------ Фрагмент текста
6
«Мельница войны»
Людовик VII прибыл на Святую землю через порт Св. Симеона, что в устье реки Оронт, понимая, что он уже почти побежден. Дело было не только в пролитой крови солдат и многих ранах, нанесенных его гордыне: расходы, понесенные им в ходе долгого путешествия из Парижа в Антиохию, оказались разорительными, и средства, отмеренные на славное паломничество, закончились. Этому способствовало и то, что греки Константинополя и Адалеи, видя отчаянное положение крестоносцев, брали с них за провизию и места на кораблях втридорога. Выступить сейчас против мусульман – это было больше, чем могла вынести королевская казна. К счастью, Людовика все еще сопровождал Эверард де Бар, который уже внес свою лепту в финансирование крестового похода французов. Именно к Эверарду король и обратился.
Нужна была очень большая ссуда, и Людовик надеялся, что Эверард с этим поможет. Ни для кого уже не было секретом, что тамплиеры, несмотря на обет бедности, очень богаты. К тому же они имели широкие связи на латинском Востоке и могли не только предоставить собственные средства, но и уговорить других поддержать поход. Но главное – их долгом было защищать паломников, а в сложившихся обстоятельствах именно так могло быть истолковано спасение короля. 10 мая 1148 года Эверард де Бар оставил Людовика в Антиохии и отправился на юг, в Акру, чтобы собрать деньги.
Ему удалось добыть огромную сумму, частично из средств тамплиеров, а частично – заложив их собственность. Позже в том же году Людовик написал регентам, которых оставил управлять Францией в свое отсутствие, и попросил найти тридцать тысяч парижских ливров и две тысячи марок серебра, чтобы погасить долг перед тамплиерами. Это составляло половину – или даже более того – ежегодных доходов французской короны. В письме Сугерию, аббату Сен-Дени и одному из регентов, Людовик сообщал, что не сумел бы совершить путешествие в Святую землю без помощи и участия братьев ордена Храма и что орден почти разорился ради того, чтобы поддержать короля и его миссию. Если учесть, что это были не просто слова и Людовик не стремился выставить тамплиеров в благоприятном свете, похоже, орден действительно пошел на многое, чтобы не дать крестовому походу провалиться.
Но Людовик был не единственным западным королем-крестоносцем, обратившимся к тамплиерам за помощью весной 1148 года. Вразумленный горьким опытом, полученным в Константинополе и близ него, Конрад III сумел добраться до Сирии, прибыв морем в Акру, и оттуда отправился на юг, в Иерусалим, где остановился в штаб-квартире тамплиеров на месте бывшей мечети Аль-Акса. К этому времени мечеть уже полностью перешла к ордену, но сохраняла изысканность королевской резиденции. Один летописец назвал ее «самым богатым» зданием в Иерусалиме. Это было обширное прямоугольное строение, увенчанное куполом, фронтальный фасад украшали высокие арочные двери и внешний притвор. Вокруг здания, которое христиане называли дворцом царя Соломона, тем самым приравнивая его к обители легендарного ветхозаветного царя, находились новые сооружения разной степени завершенности: дом и крытая галерея на западной стороне, хозяйственные постройки на восточной. Маленькую мечеть превратили в церковь – об этом написал сирийский поэт и дипломат Усама ибн Мункыз, а в планах уже было возведение огромного нового храма, что отвечало возросшему статусу ордена.
------------
------ Фрагменты строк
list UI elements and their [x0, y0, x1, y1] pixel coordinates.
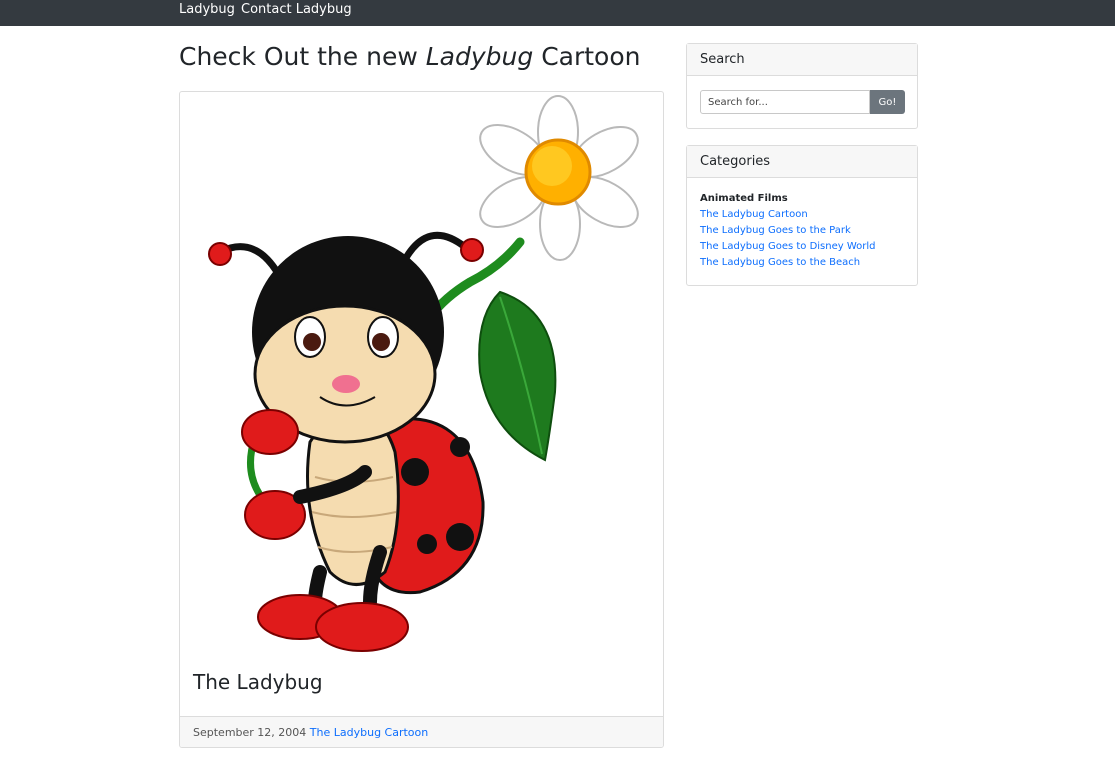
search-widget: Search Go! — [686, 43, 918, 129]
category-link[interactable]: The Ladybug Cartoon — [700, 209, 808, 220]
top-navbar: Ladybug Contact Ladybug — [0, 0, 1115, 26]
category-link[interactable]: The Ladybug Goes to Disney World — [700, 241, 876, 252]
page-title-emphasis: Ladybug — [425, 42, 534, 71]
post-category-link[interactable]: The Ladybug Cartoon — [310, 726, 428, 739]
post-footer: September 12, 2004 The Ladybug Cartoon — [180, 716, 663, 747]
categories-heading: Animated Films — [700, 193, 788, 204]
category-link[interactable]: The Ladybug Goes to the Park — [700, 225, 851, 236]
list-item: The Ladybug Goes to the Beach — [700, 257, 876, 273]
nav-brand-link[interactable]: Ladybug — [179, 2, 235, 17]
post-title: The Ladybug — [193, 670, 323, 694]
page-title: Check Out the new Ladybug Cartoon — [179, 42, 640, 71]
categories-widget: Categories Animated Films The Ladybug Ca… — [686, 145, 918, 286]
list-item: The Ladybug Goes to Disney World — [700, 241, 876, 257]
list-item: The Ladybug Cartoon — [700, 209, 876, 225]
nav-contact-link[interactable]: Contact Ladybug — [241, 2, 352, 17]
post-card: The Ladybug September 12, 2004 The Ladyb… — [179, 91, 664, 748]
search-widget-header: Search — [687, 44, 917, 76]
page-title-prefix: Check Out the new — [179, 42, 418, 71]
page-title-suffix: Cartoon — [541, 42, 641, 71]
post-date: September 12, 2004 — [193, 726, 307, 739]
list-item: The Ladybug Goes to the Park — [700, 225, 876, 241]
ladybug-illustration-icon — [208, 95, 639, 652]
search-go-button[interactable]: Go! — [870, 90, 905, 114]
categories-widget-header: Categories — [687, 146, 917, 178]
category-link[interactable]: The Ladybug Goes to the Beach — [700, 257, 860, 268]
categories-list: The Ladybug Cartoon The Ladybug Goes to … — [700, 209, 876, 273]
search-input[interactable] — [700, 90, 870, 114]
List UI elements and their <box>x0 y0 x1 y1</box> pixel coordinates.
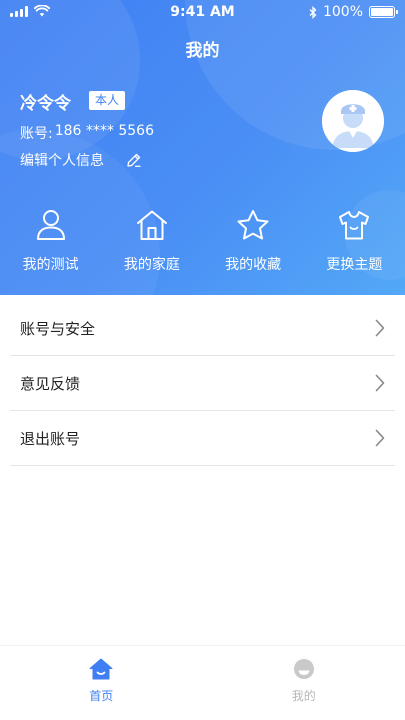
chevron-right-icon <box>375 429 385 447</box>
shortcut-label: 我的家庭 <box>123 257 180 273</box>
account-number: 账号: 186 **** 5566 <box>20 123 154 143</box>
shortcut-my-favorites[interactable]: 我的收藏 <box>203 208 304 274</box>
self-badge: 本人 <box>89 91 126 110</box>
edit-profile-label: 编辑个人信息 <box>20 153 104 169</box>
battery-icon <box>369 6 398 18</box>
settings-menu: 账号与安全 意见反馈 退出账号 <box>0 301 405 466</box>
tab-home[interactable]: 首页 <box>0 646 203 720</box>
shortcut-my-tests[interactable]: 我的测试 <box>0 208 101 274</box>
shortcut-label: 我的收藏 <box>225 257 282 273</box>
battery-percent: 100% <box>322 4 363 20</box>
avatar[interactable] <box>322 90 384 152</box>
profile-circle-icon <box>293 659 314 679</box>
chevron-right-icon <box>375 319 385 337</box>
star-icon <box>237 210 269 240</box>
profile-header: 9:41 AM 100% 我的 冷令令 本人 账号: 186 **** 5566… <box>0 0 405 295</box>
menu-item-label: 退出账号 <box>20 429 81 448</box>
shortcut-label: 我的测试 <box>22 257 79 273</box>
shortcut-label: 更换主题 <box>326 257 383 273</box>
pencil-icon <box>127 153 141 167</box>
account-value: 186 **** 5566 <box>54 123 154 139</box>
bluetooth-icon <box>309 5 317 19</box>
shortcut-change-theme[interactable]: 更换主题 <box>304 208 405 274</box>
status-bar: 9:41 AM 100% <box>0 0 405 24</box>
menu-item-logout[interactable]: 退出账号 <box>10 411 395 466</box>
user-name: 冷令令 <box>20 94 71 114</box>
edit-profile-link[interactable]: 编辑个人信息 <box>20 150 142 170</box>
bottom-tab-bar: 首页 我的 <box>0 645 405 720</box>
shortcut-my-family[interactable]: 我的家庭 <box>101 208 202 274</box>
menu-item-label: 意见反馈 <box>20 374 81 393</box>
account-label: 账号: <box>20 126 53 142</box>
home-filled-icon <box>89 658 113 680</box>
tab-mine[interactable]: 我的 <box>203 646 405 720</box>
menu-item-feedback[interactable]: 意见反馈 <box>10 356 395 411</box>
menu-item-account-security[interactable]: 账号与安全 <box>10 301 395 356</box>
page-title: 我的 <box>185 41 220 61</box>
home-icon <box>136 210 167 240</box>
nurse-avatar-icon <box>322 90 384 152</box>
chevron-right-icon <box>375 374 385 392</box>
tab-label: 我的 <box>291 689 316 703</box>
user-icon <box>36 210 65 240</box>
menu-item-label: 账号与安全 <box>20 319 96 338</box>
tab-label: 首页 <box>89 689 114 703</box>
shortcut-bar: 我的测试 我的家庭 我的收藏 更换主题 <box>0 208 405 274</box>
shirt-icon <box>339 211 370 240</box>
------------
------ Фрагменты строк
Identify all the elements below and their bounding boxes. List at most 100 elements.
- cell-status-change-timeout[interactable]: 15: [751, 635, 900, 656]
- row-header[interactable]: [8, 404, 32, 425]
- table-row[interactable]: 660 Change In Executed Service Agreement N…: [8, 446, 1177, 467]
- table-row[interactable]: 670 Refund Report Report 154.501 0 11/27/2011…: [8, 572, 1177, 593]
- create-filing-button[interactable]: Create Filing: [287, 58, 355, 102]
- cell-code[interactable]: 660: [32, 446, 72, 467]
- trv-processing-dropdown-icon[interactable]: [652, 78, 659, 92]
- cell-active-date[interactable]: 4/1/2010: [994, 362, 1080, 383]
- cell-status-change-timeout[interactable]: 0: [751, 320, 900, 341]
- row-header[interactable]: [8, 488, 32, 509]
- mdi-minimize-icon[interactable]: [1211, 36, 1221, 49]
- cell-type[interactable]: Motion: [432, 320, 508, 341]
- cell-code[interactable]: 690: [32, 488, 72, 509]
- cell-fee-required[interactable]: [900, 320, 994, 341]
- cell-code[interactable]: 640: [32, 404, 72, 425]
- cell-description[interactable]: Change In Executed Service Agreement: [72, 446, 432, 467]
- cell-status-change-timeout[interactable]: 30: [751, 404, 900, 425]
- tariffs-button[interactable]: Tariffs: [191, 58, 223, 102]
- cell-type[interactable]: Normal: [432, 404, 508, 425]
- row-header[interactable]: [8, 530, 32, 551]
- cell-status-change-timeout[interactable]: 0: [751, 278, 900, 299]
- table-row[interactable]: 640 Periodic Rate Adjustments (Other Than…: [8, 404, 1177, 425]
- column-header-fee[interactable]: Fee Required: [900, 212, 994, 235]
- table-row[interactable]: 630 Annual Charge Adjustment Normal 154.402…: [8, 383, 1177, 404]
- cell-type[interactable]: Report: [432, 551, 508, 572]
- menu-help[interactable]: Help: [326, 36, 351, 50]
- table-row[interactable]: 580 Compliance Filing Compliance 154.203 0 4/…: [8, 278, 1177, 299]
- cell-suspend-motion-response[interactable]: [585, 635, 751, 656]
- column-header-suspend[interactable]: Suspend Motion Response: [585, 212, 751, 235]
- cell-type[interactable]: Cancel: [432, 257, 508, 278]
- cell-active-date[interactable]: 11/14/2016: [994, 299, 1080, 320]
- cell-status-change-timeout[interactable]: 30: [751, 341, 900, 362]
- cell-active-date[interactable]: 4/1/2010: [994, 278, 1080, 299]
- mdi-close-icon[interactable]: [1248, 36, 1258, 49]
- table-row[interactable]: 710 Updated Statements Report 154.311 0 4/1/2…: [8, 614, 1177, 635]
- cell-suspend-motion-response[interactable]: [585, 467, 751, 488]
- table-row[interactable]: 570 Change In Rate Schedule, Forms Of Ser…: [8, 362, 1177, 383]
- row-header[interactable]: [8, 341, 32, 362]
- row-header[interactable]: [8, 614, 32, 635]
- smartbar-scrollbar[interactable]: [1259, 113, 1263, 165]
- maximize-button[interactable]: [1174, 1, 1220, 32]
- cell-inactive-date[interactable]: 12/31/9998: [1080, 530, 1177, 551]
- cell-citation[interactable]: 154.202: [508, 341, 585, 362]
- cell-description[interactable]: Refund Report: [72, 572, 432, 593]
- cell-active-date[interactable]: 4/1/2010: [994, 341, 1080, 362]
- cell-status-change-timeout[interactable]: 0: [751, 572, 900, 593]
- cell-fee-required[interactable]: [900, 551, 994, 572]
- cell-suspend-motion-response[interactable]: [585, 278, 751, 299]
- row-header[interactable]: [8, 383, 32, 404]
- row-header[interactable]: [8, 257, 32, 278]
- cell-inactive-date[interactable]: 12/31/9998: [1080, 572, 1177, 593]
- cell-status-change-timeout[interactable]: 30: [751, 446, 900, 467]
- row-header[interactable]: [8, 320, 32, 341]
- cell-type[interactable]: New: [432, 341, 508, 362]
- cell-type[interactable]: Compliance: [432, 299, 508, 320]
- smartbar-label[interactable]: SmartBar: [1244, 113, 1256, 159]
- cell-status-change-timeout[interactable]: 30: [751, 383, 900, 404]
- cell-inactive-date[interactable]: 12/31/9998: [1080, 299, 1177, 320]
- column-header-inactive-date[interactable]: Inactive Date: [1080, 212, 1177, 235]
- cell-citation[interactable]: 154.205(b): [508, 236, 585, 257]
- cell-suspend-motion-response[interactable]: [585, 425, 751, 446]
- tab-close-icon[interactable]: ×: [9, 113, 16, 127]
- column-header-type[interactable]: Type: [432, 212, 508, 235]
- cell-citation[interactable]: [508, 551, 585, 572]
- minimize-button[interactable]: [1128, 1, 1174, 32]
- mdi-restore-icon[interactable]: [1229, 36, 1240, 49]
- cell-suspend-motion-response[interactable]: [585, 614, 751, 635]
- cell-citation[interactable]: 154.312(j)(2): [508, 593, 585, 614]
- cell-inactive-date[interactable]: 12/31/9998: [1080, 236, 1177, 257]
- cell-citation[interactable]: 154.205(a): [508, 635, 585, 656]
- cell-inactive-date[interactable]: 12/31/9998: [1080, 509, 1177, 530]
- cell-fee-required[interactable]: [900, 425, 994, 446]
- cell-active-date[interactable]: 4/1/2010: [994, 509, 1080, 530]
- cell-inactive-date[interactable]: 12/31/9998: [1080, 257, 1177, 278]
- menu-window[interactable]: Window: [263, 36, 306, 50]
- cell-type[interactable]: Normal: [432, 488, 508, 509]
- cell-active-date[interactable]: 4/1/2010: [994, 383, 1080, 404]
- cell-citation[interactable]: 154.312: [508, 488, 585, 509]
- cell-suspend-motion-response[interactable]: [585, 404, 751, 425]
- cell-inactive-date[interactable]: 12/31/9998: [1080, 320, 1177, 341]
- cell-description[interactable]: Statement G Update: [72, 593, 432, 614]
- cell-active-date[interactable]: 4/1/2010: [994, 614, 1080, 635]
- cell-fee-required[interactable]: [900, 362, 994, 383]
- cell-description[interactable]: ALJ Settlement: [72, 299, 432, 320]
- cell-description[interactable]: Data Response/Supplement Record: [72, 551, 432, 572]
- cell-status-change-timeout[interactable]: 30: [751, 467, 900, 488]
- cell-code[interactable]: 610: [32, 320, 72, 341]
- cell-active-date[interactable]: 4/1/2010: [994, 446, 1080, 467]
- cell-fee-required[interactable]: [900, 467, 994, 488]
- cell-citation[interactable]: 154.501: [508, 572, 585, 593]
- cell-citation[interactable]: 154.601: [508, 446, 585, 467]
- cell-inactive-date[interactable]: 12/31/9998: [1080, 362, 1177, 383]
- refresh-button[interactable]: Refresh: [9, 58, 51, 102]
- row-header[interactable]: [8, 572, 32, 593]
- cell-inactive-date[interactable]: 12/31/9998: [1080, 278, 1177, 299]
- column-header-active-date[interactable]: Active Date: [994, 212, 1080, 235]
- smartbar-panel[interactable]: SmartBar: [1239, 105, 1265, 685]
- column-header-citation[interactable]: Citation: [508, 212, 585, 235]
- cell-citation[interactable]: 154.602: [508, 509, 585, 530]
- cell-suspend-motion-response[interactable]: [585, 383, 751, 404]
------------
Цель задания: Определите, согласуются ли с фрагментом о крестовом походе Людовика VII утверждения (a), (b), (c). Для каждого ответьте «да» или «нет» и дословно процитируйте решающие слова текста. (a) Эверард де Бар выехал из Антиохии в Акру 10 мая 1148 года. (b) Людовик просил регентов найти сорок тысяч парижских ливров. (c) Конрад III добрался до Сирии сухим путем.

Правильный ответ:
(a) Да: «10 мая 1148 года Эверард де Бар оставил Людовика в Антиохии и отправился на юг, в Акру».
(b) Нет: «попросил найти тридцать тысяч парижских ливров и две тысячи марок серебра».
(c) Нет: «Конрад III сумел добраться до Сирии, прибыв морем в Акру».